§ **Problem requirements**: Could you return every line of the rows below, word for word, leaving out the pictures?

§ **Record excerpts**:
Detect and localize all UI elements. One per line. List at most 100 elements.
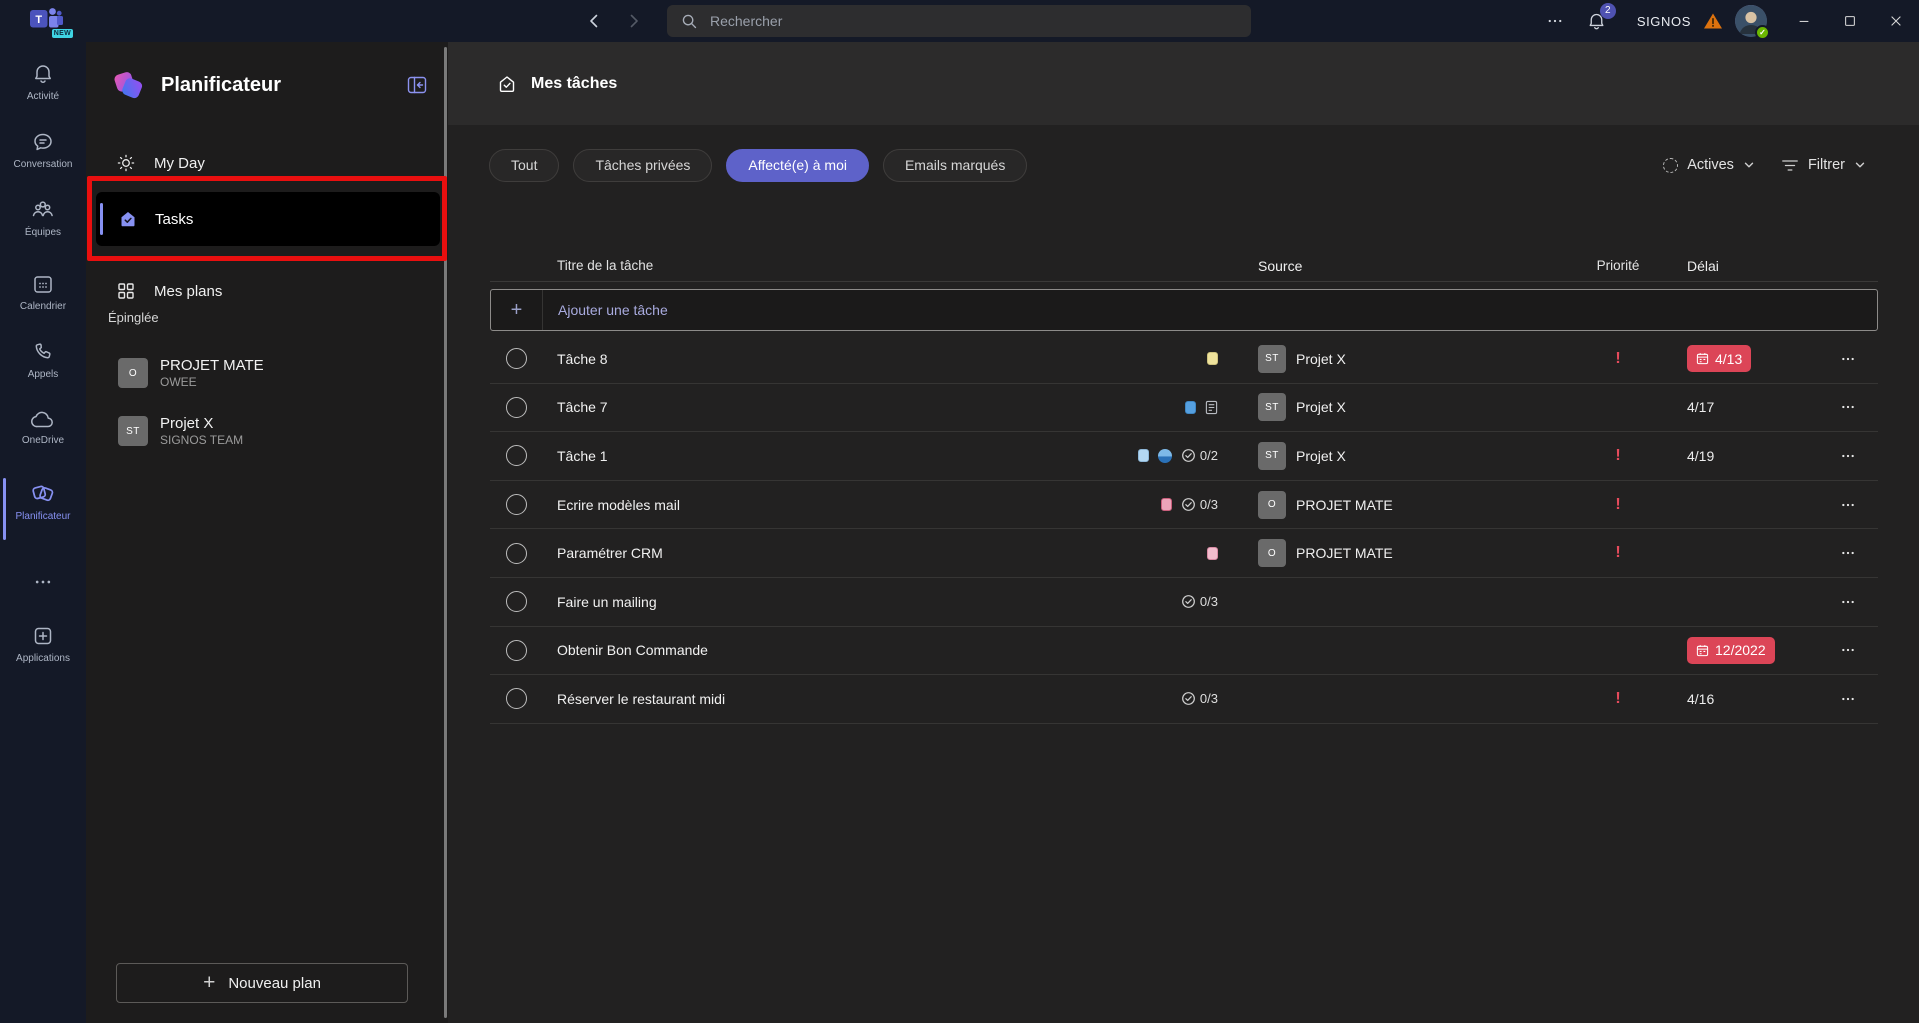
task-due: 4/16 [1668, 691, 1818, 707]
rail-item-calendar[interactable]: Calendrier [0, 272, 86, 312]
close-button[interactable] [1873, 0, 1919, 42]
task-more-button[interactable] [1840, 594, 1856, 610]
column-header-due[interactable]: Délai [1668, 258, 1818, 274]
complete-task-checkbox[interactable] [506, 445, 527, 466]
table-row[interactable]: Obtenir Bon Commande 12/2022 [490, 627, 1878, 676]
pinned-plan-projet-x[interactable]: ST Projet X SIGNOS TEAM [96, 408, 434, 454]
rail-item-calls[interactable]: Appels [0, 340, 86, 380]
task-due: 4/17 [1668, 399, 1818, 415]
task-more-button[interactable] [1840, 351, 1856, 367]
sidebar-item-label: Mes plans [154, 283, 222, 300]
source-plan-name: PROJET MATE [1296, 545, 1393, 561]
sidebar-title: Planificateur [161, 74, 281, 97]
rail-item-chat[interactable]: Conversation [0, 130, 86, 170]
page-title: Mes tâches [531, 75, 617, 93]
rail-item-more[interactable] [0, 572, 86, 592]
rail-item-teams[interactable]: Équipes [0, 198, 86, 238]
minimize-button[interactable] [1781, 0, 1827, 42]
priority-icon: ! [1615, 496, 1620, 514]
task-more-button[interactable] [1840, 399, 1856, 415]
more-icon [33, 572, 53, 592]
rail-item-apps[interactable]: Applications [0, 624, 86, 664]
maximize-button[interactable] [1827, 0, 1873, 42]
task-title: Paramétrer CRM [557, 545, 663, 561]
plus-icon: + [491, 290, 543, 330]
complete-task-checkbox[interactable] [506, 543, 527, 564]
task-more-button[interactable] [1840, 642, 1856, 658]
back-button[interactable] [586, 13, 602, 29]
task-rows: Tâche 8 STProjet X ! 4/13 Tâche 7 STProj… [490, 335, 1878, 724]
label-chip-icon [1161, 498, 1172, 511]
label-chip-icon [1185, 401, 1196, 414]
add-task-row[interactable]: + Ajouter une tâche [490, 289, 1878, 331]
complete-task-checkbox[interactable] [506, 640, 527, 661]
task-title: Ecrire modèles mail [557, 497, 680, 513]
rail-item-planner[interactable]: Planificateur [0, 480, 86, 522]
checklist-progress: 0/3 [1181, 497, 1218, 512]
column-header-title[interactable]: Titre de la tâche [542, 258, 1218, 273]
task-indicators [1185, 400, 1218, 415]
table-row[interactable]: Tâche 8 STProjet X ! 4/13 [490, 335, 1878, 384]
collapse-sidebar-icon[interactable] [406, 74, 428, 96]
rail-item-activity[interactable]: Activité [0, 62, 86, 102]
pinned-plan-projet-mate[interactable]: O PROJET MATE OWEE [96, 350, 434, 396]
task-title: Obtenir Bon Commande [557, 642, 708, 658]
search-icon [680, 12, 698, 30]
tab-private-tasks[interactable]: Tâches privées [573, 149, 712, 182]
sidebar-item-label: Tasks [155, 211, 193, 228]
complete-task-checkbox[interactable] [506, 494, 527, 515]
task-more-button[interactable] [1840, 497, 1856, 513]
account-name[interactable]: SIGNOS [1637, 14, 1691, 29]
column-header-priority[interactable]: Priorité [1568, 258, 1668, 273]
tasks-house-icon [118, 209, 138, 229]
table-row[interactable]: Ecrire modèles mail 0/3 OPROJET MATE ! [490, 481, 1878, 530]
tasks-house-icon [497, 74, 517, 94]
task-indicators [1207, 352, 1218, 365]
search-input[interactable] [667, 5, 1251, 37]
new-plan-button[interactable]: + Nouveau plan [116, 963, 408, 1003]
complete-task-checkbox[interactable] [506, 348, 527, 369]
task-more-button[interactable] [1840, 691, 1856, 707]
status-filter-dropdown[interactable]: Actives [1663, 157, 1755, 173]
complete-task-checkbox[interactable] [506, 591, 527, 612]
user-avatar[interactable]: ✓ [1735, 5, 1767, 37]
sidebar-item-label: My Day [154, 155, 205, 172]
plus-icon: + [203, 971, 215, 995]
more-options-icon[interactable] [1538, 12, 1572, 30]
tab-assigned-to-me[interactable]: Affecté(e) à moi [726, 149, 869, 182]
sidebar-item-my-day[interactable]: My Day [96, 144, 434, 182]
complete-task-checkbox[interactable] [506, 688, 527, 709]
forward-button[interactable] [626, 13, 642, 29]
plan-subtitle: SIGNOS TEAM [160, 433, 243, 447]
task-more-button[interactable] [1840, 448, 1856, 464]
complete-task-checkbox[interactable] [506, 397, 527, 418]
checklist-progress: 0/3 [1181, 691, 1218, 706]
table-row[interactable]: Tâche 1 0/2 STProjet X ! 4/19 [490, 432, 1878, 481]
task-priority: ! [1568, 496, 1668, 514]
label-chip-icon [1138, 449, 1149, 462]
notifications-bell-icon[interactable]: 2 [1586, 11, 1607, 32]
table-row[interactable]: Réserver le restaurant midi 0/3 ! 4/16 [490, 675, 1878, 724]
table-row[interactable]: Paramétrer CRM OPROJET MATE ! [490, 529, 1878, 578]
warning-icon[interactable] [1703, 12, 1723, 30]
my-tasks-view: Mes tâches Tout Tâches privées Affecté(e… [448, 42, 1919, 1023]
tab-all[interactable]: Tout [489, 149, 559, 182]
filter-icon [1781, 159, 1799, 172]
table-row[interactable]: Faire un mailing 0/3 [490, 578, 1878, 627]
rail-item-onedrive[interactable]: OneDrive [0, 410, 86, 446]
source-plan-avatar: ST [1258, 442, 1286, 470]
tasks-table: Titre de la tâche Source Priorité Délai … [490, 250, 1878, 724]
calendar-icon [1696, 644, 1709, 657]
task-more-button[interactable] [1840, 545, 1856, 561]
task-source: OPROJET MATE [1218, 491, 1568, 519]
source-plan-avatar: O [1258, 539, 1286, 567]
search-field[interactable] [710, 13, 1238, 29]
sidebar-scrollbar[interactable] [444, 47, 447, 1018]
sidebar-item-my-plans[interactable]: Mes plans [96, 272, 434, 310]
tab-flagged-emails[interactable]: Emails marqués [883, 149, 1027, 182]
column-header-source[interactable]: Source [1218, 258, 1568, 274]
label-chip-icon [1207, 352, 1218, 365]
filter-dropdown[interactable]: Filtrer [1781, 157, 1866, 173]
table-row[interactable]: Tâche 7 STProjet X 4/17 [490, 384, 1878, 433]
sidebar-item-tasks[interactable]: Tasks [96, 192, 440, 246]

§ **Finished exercise**:
Detect and localize all UI elements. One per line. List at most 100 elements.
task-due: 4/16 [1668, 691, 1818, 707]
rail-item-calendar[interactable]: Calendrier [0, 272, 86, 312]
close-button[interactable] [1873, 0, 1919, 42]
task-more-button[interactable] [1840, 594, 1856, 610]
column-header-due[interactable]: Délai [1668, 258, 1818, 274]
complete-task-checkbox[interactable] [506, 445, 527, 466]
table-row[interactable]: Obtenir Bon Commande 12/2022 [490, 627, 1878, 676]
pinned-plan-projet-x[interactable]: ST Projet X SIGNOS TEAM [96, 408, 434, 454]
rail-item-calls[interactable]: Appels [0, 340, 86, 380]
task-due: 4/17 [1668, 399, 1818, 415]
task-more-button[interactable] [1840, 351, 1856, 367]
sidebar-item-label: Mes plans [154, 283, 222, 300]
source-plan-name: PROJET MATE [1296, 545, 1393, 561]
sidebar-title: Planificateur [161, 74, 281, 97]
rail-item-chat[interactable]: Conversation [0, 130, 86, 170]
page-title: Mes tâches [531, 75, 617, 93]
rail-item-more[interactable] [0, 572, 86, 592]
rail-item-teams[interactable]: Équipes [0, 198, 86, 238]
minimize-button[interactable] [1781, 0, 1827, 42]
priority-icon: ! [1615, 496, 1620, 514]
task-more-button[interactable] [1840, 399, 1856, 415]
more-icon [33, 572, 53, 592]
rail-item-apps[interactable]: Applications [0, 624, 86, 664]
maximize-button[interactable] [1827, 0, 1873, 42]
task-title: Paramétrer CRM [557, 545, 663, 561]
plus-icon: + [491, 290, 543, 330]
complete-task-checkbox[interactable] [506, 543, 527, 564]
task-more-button[interactable] [1840, 642, 1856, 658]
back-button[interactable] [586, 13, 602, 29]
task-rows: Tâche 8 STProjet X ! 4/13 Tâche 7 STProj… [490, 335, 1878, 724]
label-chip-icon [1161, 498, 1172, 511]
label-chip-icon [1185, 401, 1196, 414]
add-task-row[interactable]: + Ajouter une tâche [490, 289, 1878, 331]
complete-task-checkbox[interactable] [506, 640, 527, 661]
task-title: Ecrire modèles mail [557, 497, 680, 513]
rail-item-planner[interactable]: Planificateur [0, 480, 86, 522]
checklist-progress: 0/3 [1181, 497, 1218, 512]
column-header-title[interactable]: Titre de la tâche [542, 258, 1218, 273]
task-indicators [1185, 400, 1218, 415]
table-row[interactable]: Tâche 8 STProjet X ! 4/13 [490, 335, 1878, 384]
collapse-sidebar-icon[interactable] [406, 74, 428, 96]
rail-item-activity[interactable]: Activité [0, 62, 86, 102]
pinned-plan-projet-mate[interactable]: O PROJET MATE OWEE [96, 350, 434, 396]
task-title: Obtenir Bon Commande [557, 642, 708, 658]
search-icon [680, 12, 698, 30]
tab-private-tasks[interactable]: Tâches privées [573, 149, 712, 182]
sidebar-item-label: Tasks [155, 211, 193, 228]
complete-task-checkbox[interactable] [506, 494, 527, 515]
task-more-button[interactable] [1840, 497, 1856, 513]
account-name[interactable]: SIGNOS [1637, 14, 1691, 29]
column-header-priority[interactable]: Priorité [1568, 258, 1668, 273]
tasks-house-icon [118, 209, 138, 229]
table-row[interactable]: Ecrire modèles mail 0/3 OPROJET MATE ! [490, 481, 1878, 530]
tasks-house-icon [497, 74, 517, 94]
task-indicators [1207, 352, 1218, 365]
search-input[interactable] [667, 5, 1251, 37]
new-plan-button[interactable]: + Nouveau plan [116, 963, 408, 1003]
complete-task-checkbox[interactable] [506, 348, 527, 369]
task-more-button[interactable] [1840, 691, 1856, 707]
status-filter-dropdown[interactable]: Actives [1663, 157, 1755, 173]
complete-task-checkbox[interactable] [506, 591, 527, 612]
user-avatar[interactable]: ✓ [1735, 5, 1767, 37]
sidebar-item-label: My Day [154, 155, 205, 172]
plus-icon: + [203, 971, 215, 995]
more-options-icon[interactable] [1538, 12, 1572, 30]
tab-assigned-to-me[interactable]: Affecté(e) à moi [726, 149, 869, 182]
sidebar-item-my-day[interactable]: My Day [96, 144, 434, 182]
complete-task-checkbox[interactable] [506, 688, 527, 709]
forward-button[interactable] [626, 13, 642, 29]
plan-subtitle: SIGNOS TEAM [160, 433, 243, 447]
task-more-button[interactable] [1840, 448, 1856, 464]
complete-task-checkbox[interactable] [506, 397, 527, 418]
checklist-progress: 0/3 [1181, 691, 1218, 706]
table-row[interactable]: Tâche 1 0/2 STProjet X ! 4/19 [490, 432, 1878, 481]
task-priority: ! [1568, 496, 1668, 514]
label-chip-icon [1138, 449, 1149, 462]
notifications-bell-icon[interactable]: 2 [1586, 11, 1607, 32]
table-row[interactable]: Réserver le restaurant midi 0/3 ! 4/16 [490, 675, 1878, 724]
table-row[interactable]: Paramétrer CRM OPROJET MATE ! [490, 529, 1878, 578]
warning-icon[interactable] [1703, 12, 1723, 30]
my-tasks-view: Mes tâches Tout Tâches privées Affecté(e… [448, 42, 1919, 1023]
tab-all[interactable]: Tout [489, 149, 559, 182]
filter-icon [1781, 159, 1799, 172]
table-row[interactable]: Faire un mailing 0/3 [490, 578, 1878, 627]
rail-item-onedrive[interactable]: OneDrive [0, 410, 86, 446]
source-plan-avatar: ST [1258, 442, 1286, 470]
tasks-table: Titre de la tâche Source Priorité Délai … [490, 250, 1878, 724]
calendar-icon [1696, 644, 1709, 657]
task-more-button[interactable] [1840, 545, 1856, 561]
task-source: OPROJET MATE [1218, 491, 1568, 519]
source-plan-avatar: O [1258, 539, 1286, 567]
search-field[interactable] [710, 13, 1238, 29]
sidebar-scrollbar[interactable] [444, 47, 447, 1018]
sidebar-item-my-plans[interactable]: Mes plans [96, 272, 434, 310]
tab-flagged-emails[interactable]: Emails marqués [883, 149, 1027, 182]
column-header-source[interactable]: Source [1218, 258, 1568, 274]
label-chip-icon [1207, 352, 1218, 365]
filter-dropdown[interactable]: Filtrer [1781, 157, 1866, 173]
table-row[interactable]: Tâche 7 STProjet X 4/17 [490, 384, 1878, 433]
sidebar-item-tasks[interactable]: Tasks [96, 192, 440, 246]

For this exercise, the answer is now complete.